Given instruction -
Which lines in the data below contain the string "interactable"? Copy each of those lines in full.

Excerpted records -
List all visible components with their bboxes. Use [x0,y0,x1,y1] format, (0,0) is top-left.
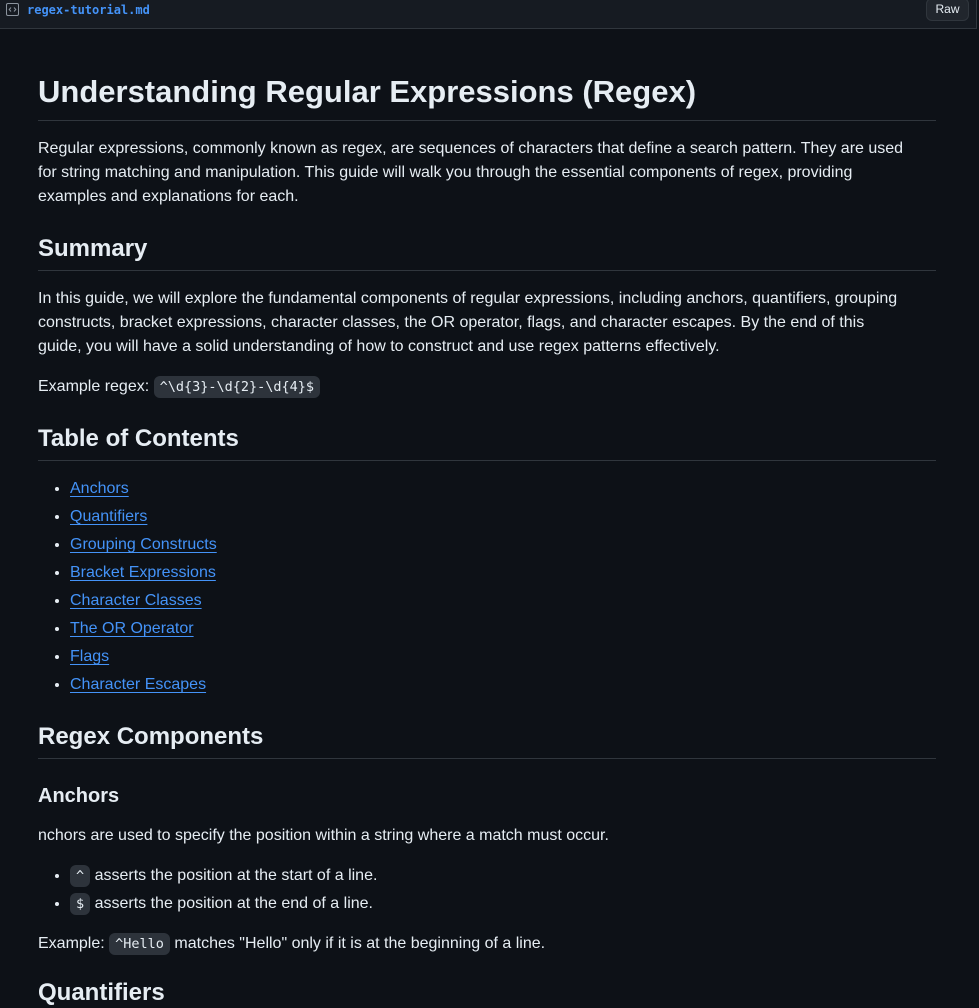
toc-item: The OR Operator [70,617,217,645]
toc-item: Character Classes [70,589,217,617]
anchors-example-paragraph: Example: ^Hello matches "Hello" only if … [38,932,936,956]
example-regex-paragraph: Example regex: ^\d{3}-\d{2}-\d{4}$ [38,375,936,399]
anchor-desc: asserts the position at the end of a lin… [94,895,373,912]
anchor-code-caret: ^ [70,865,91,887]
toc-link-quantifiers[interactable]: Quantifiers [70,508,147,525]
anchors-example-code: ^Hello [109,933,170,955]
summary-line: guide, you will have a solid understandi… [38,338,720,355]
toc-divider [38,460,936,461]
toc-link-grouping-constructs[interactable]: Grouping Constructs [70,536,217,553]
summary-line: In this guide, we will explore the funda… [38,290,898,307]
title-divider [38,120,936,121]
toc-item: Flags [70,645,217,673]
toc-item: Bracket Expressions [70,561,217,589]
page-title: Understanding Regular Expressions (Regex… [38,74,697,109]
intro-line: for string matching and manipulation. Th… [38,164,853,181]
anchors-text: nchors are used to specify the position … [38,827,609,844]
toc-link-anchors[interactable]: Anchors [70,480,129,497]
anchor-code-dollar: $ [70,893,91,915]
intro-line: Regular expressions, commonly known as r… [38,140,904,157]
anchors-example-text: matches "Hello" only if it is at the beg… [174,935,546,952]
toc-link-flags[interactable]: Flags [70,648,109,665]
quantifiers-heading: Quantifiers [38,979,165,1006]
toc-item: Anchors [70,477,217,505]
toc-list: Anchors Quantifiers Grouping Constructs … [38,477,217,701]
intro-paragraph: Regular expressions, commonly known as r… [38,137,936,209]
toc-link-bracket-expressions[interactable]: Bracket Expressions [70,564,216,581]
raw-button[interactable]: Raw [926,0,969,21]
intro-line: examples and explanations for each. [38,188,299,205]
anchors-example-label: Example: [38,935,105,952]
anchors-paragraph: nchors are used to specify the position … [38,824,936,848]
anchor-desc: asserts the position at the start of a l… [94,867,378,884]
components-divider [38,758,936,759]
example-regex-code: ^\d{3}-\d{2}-\d{4}$ [153,376,321,398]
components-heading: Regex Components [38,723,264,750]
summary-paragraph: In this guide, we will explore the funda… [38,287,936,359]
file-header-bar: regex-tutorial.md Raw [0,0,977,29]
toc-heading: Table of Contents [38,425,239,452]
toc-item: Grouping Constructs [70,533,217,561]
toc-item: Quantifiers [70,505,217,533]
toc-link-character-classes[interactable]: Character Classes [70,592,202,609]
toc-link-or-operator[interactable]: The OR Operator [70,620,194,637]
list-item: ^ asserts the position at the start of a… [70,864,377,892]
summary-line: constructs, bracket expressions, charact… [38,314,865,331]
toc-link-character-escapes[interactable]: Character Escapes [70,676,206,693]
list-item: $ asserts the position at the end of a l… [70,892,377,920]
file-name-link[interactable]: regex-tutorial.md [27,2,150,18]
example-label: Example regex: [38,378,150,395]
anchors-heading: Anchors [38,785,120,807]
code-file-icon [6,3,19,16]
summary-heading: Summary [38,235,148,262]
summary-divider [38,270,936,271]
toc-item: Character Escapes [70,673,217,701]
anchors-list: ^ asserts the position at the start of a… [38,864,377,920]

Solution to this problem -
toc-link-quantifiers[interactable]: Quantifiers [70,508,147,525]
toc-link-grouping-constructs[interactable]: Grouping Constructs [70,536,217,553]
toc-link-anchors[interactable]: Anchors [70,480,129,497]
toc-link-flags[interactable]: Flags [70,648,109,665]
toc-link-bracket-expressions[interactable]: Bracket Expressions [70,564,216,581]
raw-button[interactable]: Raw [926,0,969,21]
toc-link-character-classes[interactable]: Character Classes [70,592,202,609]
toc-link-or-operator[interactable]: The OR Operator [70,620,194,637]
toc-link-character-escapes[interactable]: Character Escapes [70,676,206,693]
file-name-link[interactable]: regex-tutorial.md [27,2,150,18]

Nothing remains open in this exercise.